**Given exercise**
Repeat the listing in full. Nothing may be added or left out.

'''

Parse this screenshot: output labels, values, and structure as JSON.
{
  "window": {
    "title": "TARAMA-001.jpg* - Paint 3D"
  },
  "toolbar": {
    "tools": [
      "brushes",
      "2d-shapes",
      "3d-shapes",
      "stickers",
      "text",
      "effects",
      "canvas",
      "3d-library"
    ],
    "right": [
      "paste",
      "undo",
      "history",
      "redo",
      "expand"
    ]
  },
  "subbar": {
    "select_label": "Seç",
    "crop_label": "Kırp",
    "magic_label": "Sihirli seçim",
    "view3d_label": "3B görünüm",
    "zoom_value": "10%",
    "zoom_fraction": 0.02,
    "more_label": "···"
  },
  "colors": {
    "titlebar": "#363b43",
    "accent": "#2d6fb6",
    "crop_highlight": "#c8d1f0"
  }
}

'''

**Task solution**
Parse this screenshot: output labels, values, and structure as JSON.
{
  "window": {
    "title": "TARAMA-001.jpg* - Paint 3D"
  },
  "toolbar": {
    "tools": [
      "brushes",
      "2d-shapes",
      "3d-shapes",
      "stickers",
      "text",
      "effects",
      "canvas",
      "3d-library"
    ],
    "right": [
      "paste",
      "undo",
      "history",
      "redo",
      "expand"
    ]
  },
  "subbar": {
    "select_label": "Seç",
    "crop_label": "Kırp",
    "magic_label": "Sihirli seçim",
    "view3d_label": "3B görünüm",
    "zoom_value": "10%",
    "zoom_fraction": 0.02,
    "more_label": "···"
  },
  "colors": {
    "titlebar": "#363b43",
    "accent": "#2d6fb6",
    "crop_highlight": "#c8d1f0"
  }
}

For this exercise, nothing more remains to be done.